* begin Task material *

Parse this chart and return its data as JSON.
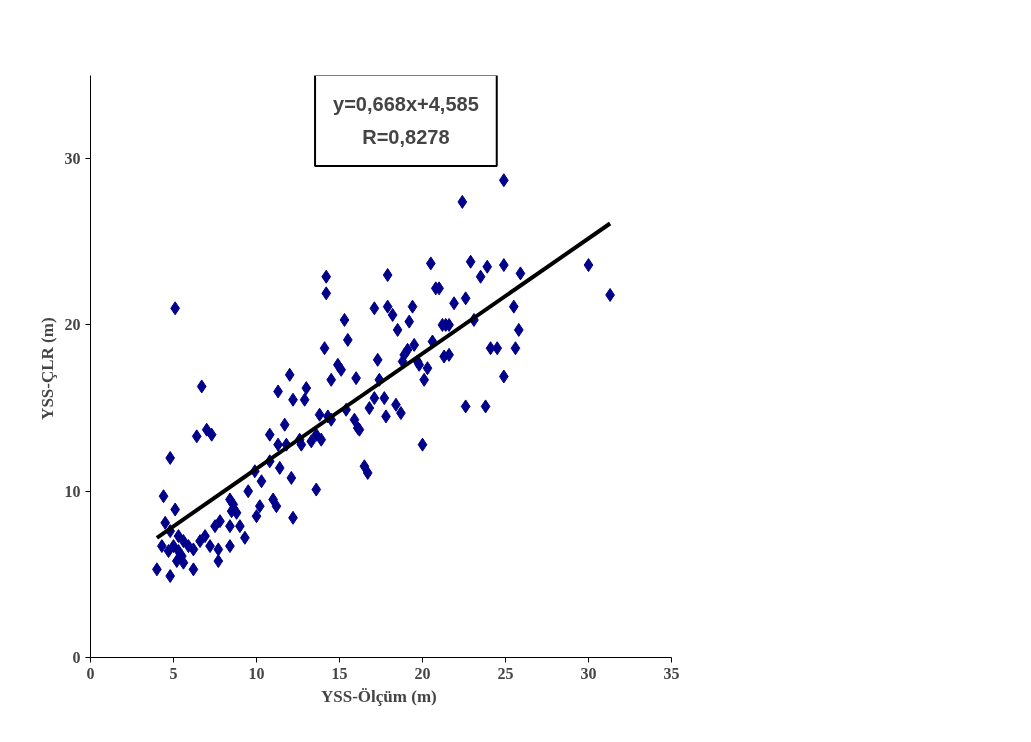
{
  "chart_data": {
    "type": "scatter",
    "xlabel": "YSS-Ölçüm  (m)",
    "ylabel": "YSS-ÇLR  (m)",
    "xlim": [
      0,
      35
    ],
    "ylim": [
      0,
      35
    ],
    "xticks": [
      0,
      5,
      10,
      15,
      20,
      25,
      30,
      35
    ],
    "yticks": [
      0,
      10,
      20,
      30
    ],
    "grid": false,
    "annotations": [
      "y=0,668x+4,585\nR=0,8278"
    ],
    "series": [
      {
        "marker": "diamond",
        "color": "#00008b",
        "x": [
          4.0,
          4.8,
          4.4,
          4.8,
          5.1,
          5.1,
          4.5,
          4.8,
          5.0,
          5.3,
          5.6,
          5.9,
          5.2,
          5.5,
          4.7,
          6.2,
          6.6,
          6.9,
          7.2,
          6.2,
          5.6,
          5.3,
          4.3,
          7.5,
          7.7,
          7.8,
          7.7,
          8.4,
          8.5,
          8.4,
          7.3,
          6.4,
          7.0,
          6.7,
          8.4,
          8.6,
          8.8,
          9.3,
          9.0,
          9.5,
          10.0,
          10.2,
          9.9,
          10.3,
          10.8,
          10.8,
          11.0,
          11.2,
          11.3,
          11.3,
          11.4,
          11.7,
          11.8,
          12.1,
          12.2,
          12.0,
          12.2,
          12.6,
          12.7,
          12.9,
          13.0,
          13.3,
          13.6,
          13.6,
          13.8,
          13.9,
          14.2,
          14.2,
          14.5,
          14.1,
          14.3,
          14.5,
          14.9,
          15.1,
          15.3,
          15.4,
          15.5,
          15.9,
          16.1,
          16.0,
          16.2,
          16.5,
          16.7,
          16.8,
          17.1,
          17.1,
          17.3,
          17.4,
          17.9,
          17.7,
          17.8,
          17.9,
          18.2,
          18.4,
          18.5,
          18.7,
          18.8,
          18.9,
          19.1,
          19.2,
          19.4,
          19.5,
          19.7,
          19.8,
          20.0,
          20.1,
          20.3,
          20.5,
          20.6,
          20.8,
          21.0,
          21.2,
          21.3,
          21.4,
          21.6,
          21.6,
          21.9,
          22.4,
          22.6,
          22.6,
          22.9,
          23.1,
          23.5,
          23.8,
          23.9,
          24.1,
          24.5,
          24.9,
          24.9,
          25.5,
          25.6,
          25.8,
          25.9,
          30.0,
          31.3,
          24.9
        ],
        "values": [
          5.3,
          4.9,
          9.7,
          12.0,
          8.9,
          21.0,
          8.1,
          7.6,
          6.7,
          6.4,
          7.0,
          6.7,
          5.8,
          6.1,
          6.4,
          6.5,
          7.0,
          7.3,
          6.7,
          5.3,
          5.7,
          7.3,
          6.7,
          7.9,
          5.8,
          8.2,
          6.5,
          7.9,
          8.8,
          6.7,
          13.4,
          13.3,
          13.7,
          16.3,
          9.5,
          9.2,
          8.7,
          7.2,
          7.9,
          10.0,
          8.5,
          9.1,
          11.2,
          10.6,
          13.4,
          11.8,
          9.5,
          9.1,
          12.8,
          16.0,
          11.4,
          14.0,
          12.8,
          10.8,
          8.4,
          17.0,
          15.5,
          13.1,
          12.8,
          15.5,
          16.2,
          13.0,
          13.4,
          10.1,
          14.6,
          13.1,
          22.9,
          21.9,
          16.7,
          18.6,
          14.5,
          14.3,
          17.6,
          17.3,
          20.3,
          14.9,
          19.1,
          14.3,
          13.8,
          16.8,
          13.7,
          11.5,
          11.1,
          15.0,
          15.6,
          21.0,
          17.9,
          16.7,
          23.0,
          15.6,
          14.5,
          21.1,
          20.6,
          15.2,
          19.7,
          14.7,
          17.8,
          18.2,
          18.5,
          20.2,
          21.1,
          18.8,
          17.8,
          17.6,
          12.8,
          16.7,
          17.4,
          23.7,
          19.0,
          22.2,
          22.2,
          20.0,
          18.1,
          20.0,
          20.0,
          18.2,
          21.3,
          27.4,
          15.1,
          21.6,
          23.8,
          20.3,
          22.9,
          15.1,
          23.5,
          18.6,
          18.6,
          23.6,
          16.9,
          21.1,
          18.6,
          19.7,
          23.1,
          23.6,
          21.8,
          28.7
        ]
      },
      {
        "type": "line",
        "color": "#000000",
        "x": [
          4.0,
          31.3
        ],
        "values": [
          7.2,
          26.1
        ]
      }
    ]
  }
}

* end Task material *

What is expected: All records should be output exactly, with the pictures left out.

Result for this task:
Parse this chart and return its data as JSON.
{
  "chart_data": {
    "type": "scatter",
    "xlabel": "YSS-Ölçüm  (m)",
    "ylabel": "YSS-ÇLR  (m)",
    "xlim": [
      0,
      35
    ],
    "ylim": [
      0,
      35
    ],
    "xticks": [
      0,
      5,
      10,
      15,
      20,
      25,
      30,
      35
    ],
    "yticks": [
      0,
      10,
      20,
      30
    ],
    "grid": false,
    "annotations": [
      "y=0,668x+4,585\nR=0,8278"
    ],
    "series": [
      {
        "marker": "diamond",
        "color": "#00008b",
        "x": [
          4.0,
          4.8,
          4.4,
          4.8,
          5.1,
          5.1,
          4.5,
          4.8,
          5.0,
          5.3,
          5.6,
          5.9,
          5.2,
          5.5,
          4.7,
          6.2,
          6.6,
          6.9,
          7.2,
          6.2,
          5.6,
          5.3,
          4.3,
          7.5,
          7.7,
          7.8,
          7.7,
          8.4,
          8.5,
          8.4,
          7.3,
          6.4,
          7.0,
          6.7,
          8.4,
          8.6,
          8.8,
          9.3,
          9.0,
          9.5,
          10.0,
          10.2,
          9.9,
          10.3,
          10.8,
          10.8,
          11.0,
          11.2,
          11.3,
          11.3,
          11.4,
          11.7,
          11.8,
          12.1,
          12.2,
          12.0,
          12.2,
          12.6,
          12.7,
          12.9,
          13.0,
          13.3,
          13.6,
          13.6,
          13.8,
          13.9,
          14.2,
          14.2,
          14.5,
          14.1,
          14.3,
          14.5,
          14.9,
          15.1,
          15.3,
          15.4,
          15.5,
          15.9,
          16.1,
          16.0,
          16.2,
          16.5,
          16.7,
          16.8,
          17.1,
          17.1,
          17.3,
          17.4,
          17.9,
          17.7,
          17.8,
          17.9,
          18.2,
          18.4,
          18.5,
          18.7,
          18.8,
          18.9,
          19.1,
          19.2,
          19.4,
          19.5,
          19.7,
          19.8,
          20.0,
          20.1,
          20.3,
          20.5,
          20.6,
          20.8,
          21.0,
          21.2,
          21.3,
          21.4,
          21.6,
          21.6,
          21.9,
          22.4,
          22.6,
          22.6,
          22.9,
          23.1,
          23.5,
          23.8,
          23.9,
          24.1,
          24.5,
          24.9,
          24.9,
          25.5,
          25.6,
          25.8,
          25.9,
          30.0,
          31.3,
          24.9
        ],
        "values": [
          5.3,
          4.9,
          9.7,
          12.0,
          8.9,
          21.0,
          8.1,
          7.6,
          6.7,
          6.4,
          7.0,
          6.7,
          5.8,
          6.1,
          6.4,
          6.5,
          7.0,
          7.3,
          6.7,
          5.3,
          5.7,
          7.3,
          6.7,
          7.9,
          5.8,
          8.2,
          6.5,
          7.9,
          8.8,
          6.7,
          13.4,
          13.3,
          13.7,
          16.3,
          9.5,
          9.2,
          8.7,
          7.2,
          7.9,
          10.0,
          8.5,
          9.1,
          11.2,
          10.6,
          13.4,
          11.8,
          9.5,
          9.1,
          12.8,
          16.0,
          11.4,
          14.0,
          12.8,
          10.8,
          8.4,
          17.0,
          15.5,
          13.1,
          12.8,
          15.5,
          16.2,
          13.0,
          13.4,
          10.1,
          14.6,
          13.1,
          22.9,
          21.9,
          16.7,
          18.6,
          14.5,
          14.3,
          17.6,
          17.3,
          20.3,
          14.9,
          19.1,
          14.3,
          13.8,
          16.8,
          13.7,
          11.5,
          11.1,
          15.0,
          15.6,
          21.0,
          17.9,
          16.7,
          23.0,
          15.6,
          14.5,
          21.1,
          20.6,
          15.2,
          19.7,
          14.7,
          17.8,
          18.2,
          18.5,
          20.2,
          21.1,
          18.8,
          17.8,
          17.6,
          12.8,
          16.7,
          17.4,
          23.7,
          19.0,
          22.2,
          22.2,
          20.0,
          18.1,
          20.0,
          20.0,
          18.2,
          21.3,
          27.4,
          15.1,
          21.6,
          23.8,
          20.3,
          22.9,
          15.1,
          23.5,
          18.6,
          18.6,
          23.6,
          16.9,
          21.1,
          18.6,
          19.7,
          23.1,
          23.6,
          21.8,
          28.7
        ]
      },
      {
        "type": "line",
        "color": "#000000",
        "x": [
          4.0,
          31.3
        ],
        "values": [
          7.2,
          26.1
        ]
      }
    ]
  }
}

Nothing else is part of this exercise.